Determine how many lines contain the string "JSON" and reply with that number alone.

[Part of a data file]
------------------------------------------------
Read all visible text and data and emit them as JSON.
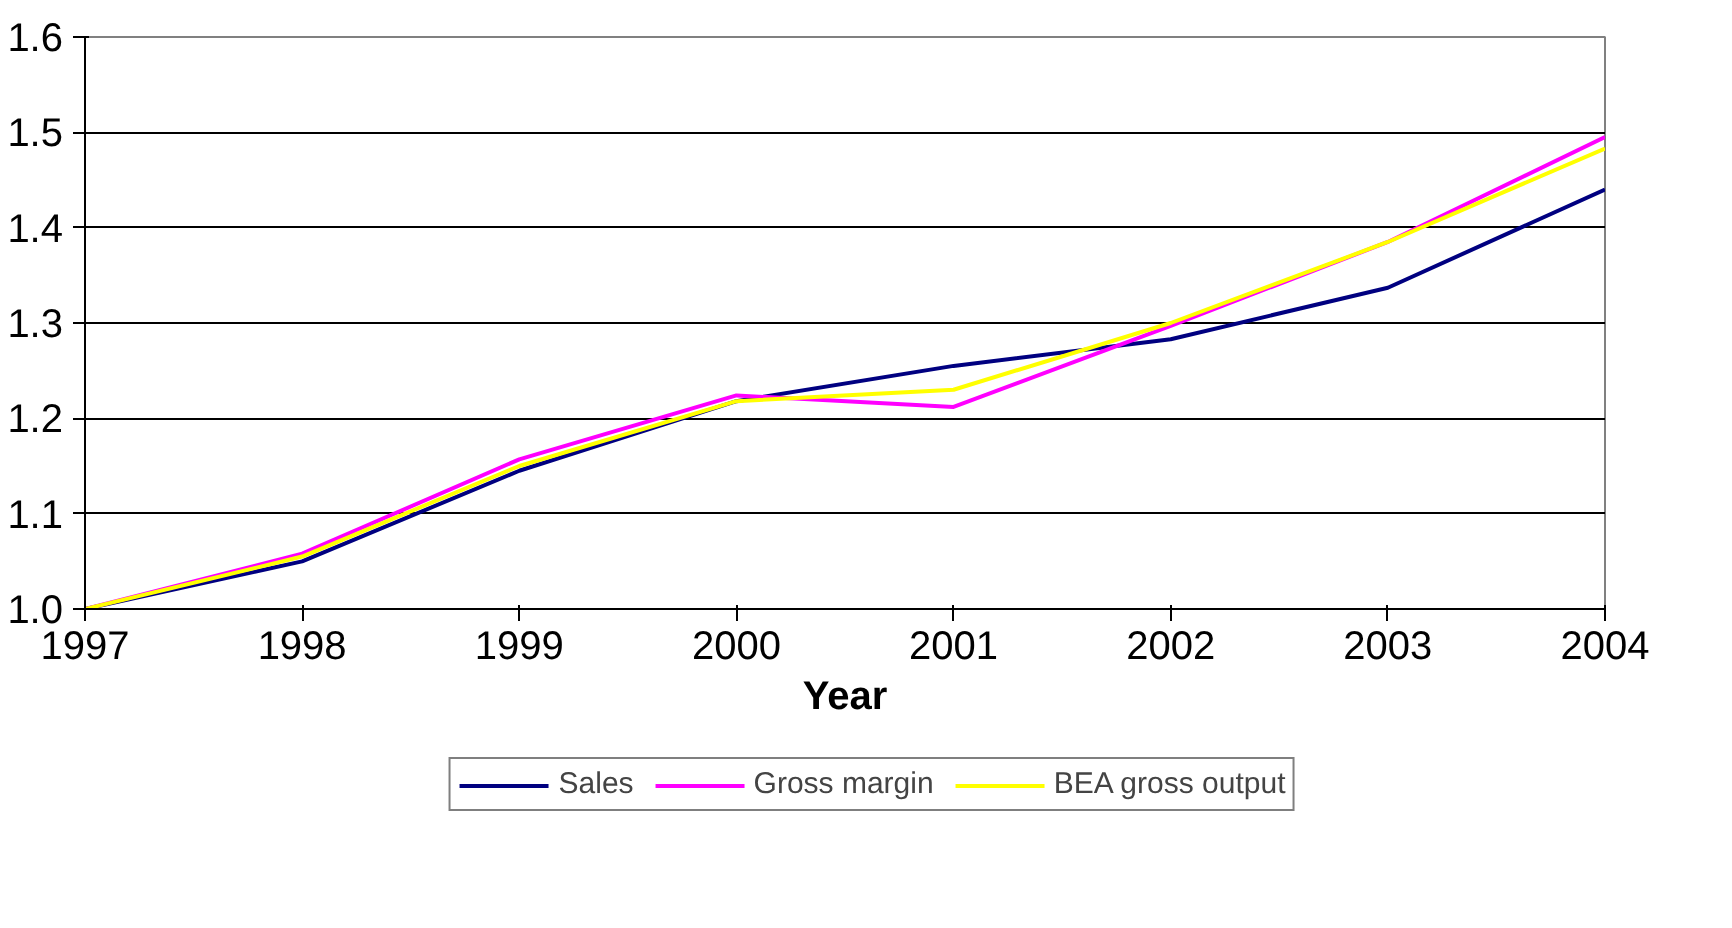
{
  "chart_data": {
    "type": "line",
    "xlabel": "Year",
    "x": [
      1997,
      1998,
      1999,
      2000,
      2001,
      2002,
      2003,
      2004
    ],
    "xlim": [
      1997,
      2004
    ],
    "xticks": [
      1997,
      1998,
      1999,
      2000,
      2001,
      2002,
      2003,
      2004
    ],
    "ylim": [
      1.0,
      1.6
    ],
    "yticks": [
      {
        "value": 1.0,
        "label": "1.0"
      },
      1.1,
      1.2,
      1.3,
      1.4,
      1.5,
      1.6
    ],
    "grid": "y",
    "legend": "bottom",
    "marker": "none",
    "line_style": "solid",
    "series": [
      {
        "name": "Sales",
        "color": "#000080",
        "values": [
          1.0,
          1.05,
          1.145,
          1.218,
          1.255,
          1.283,
          1.337,
          1.44
        ]
      },
      {
        "name": "Gross margin",
        "color": "#ff00ff",
        "values": [
          1.0,
          1.058,
          1.157,
          1.224,
          1.212,
          1.297,
          1.385,
          1.495
        ]
      },
      {
        "name": "BEA gross output",
        "color": "#ffff00",
        "values": [
          1.0,
          1.055,
          1.15,
          1.218,
          1.23,
          1.3,
          1.385,
          1.483
        ]
      }
    ]
  }
}
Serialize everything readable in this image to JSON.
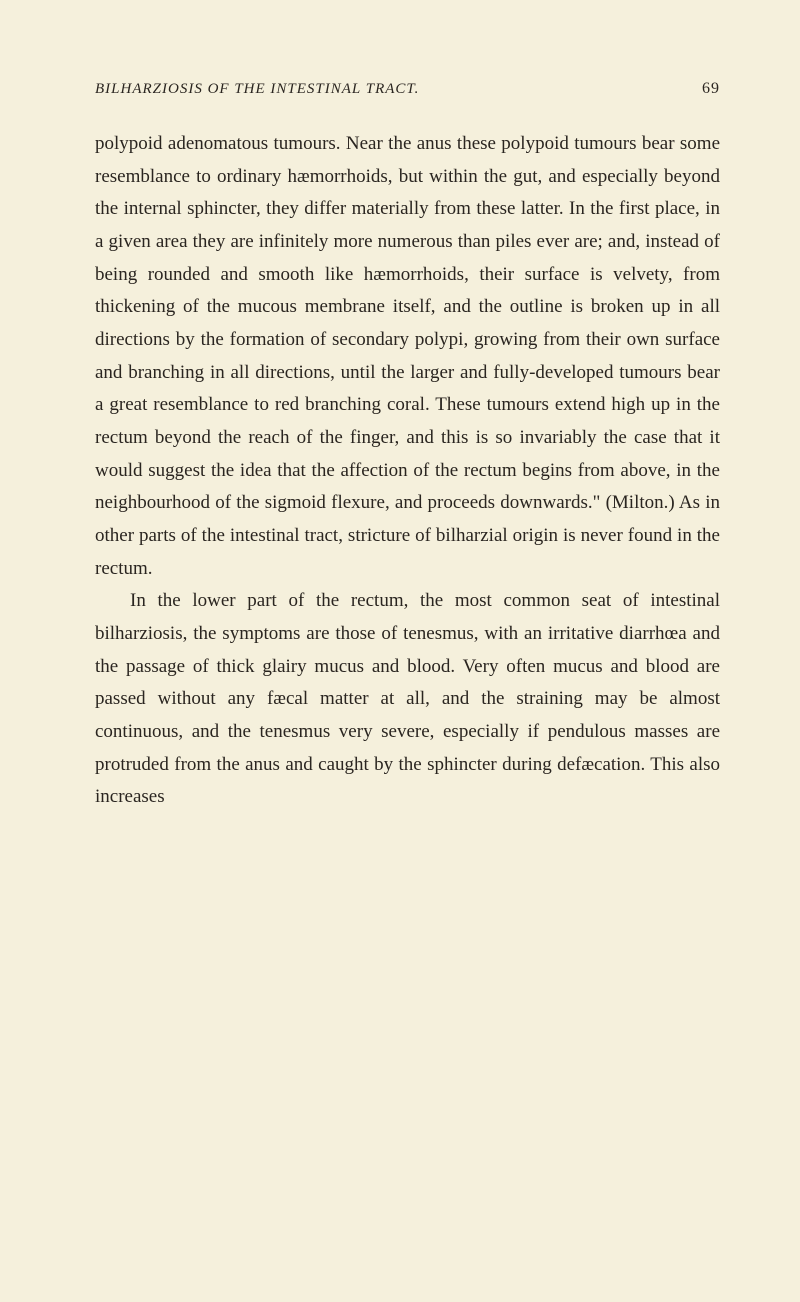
------------------------------------------------
=== FINAL ANSWER ===
2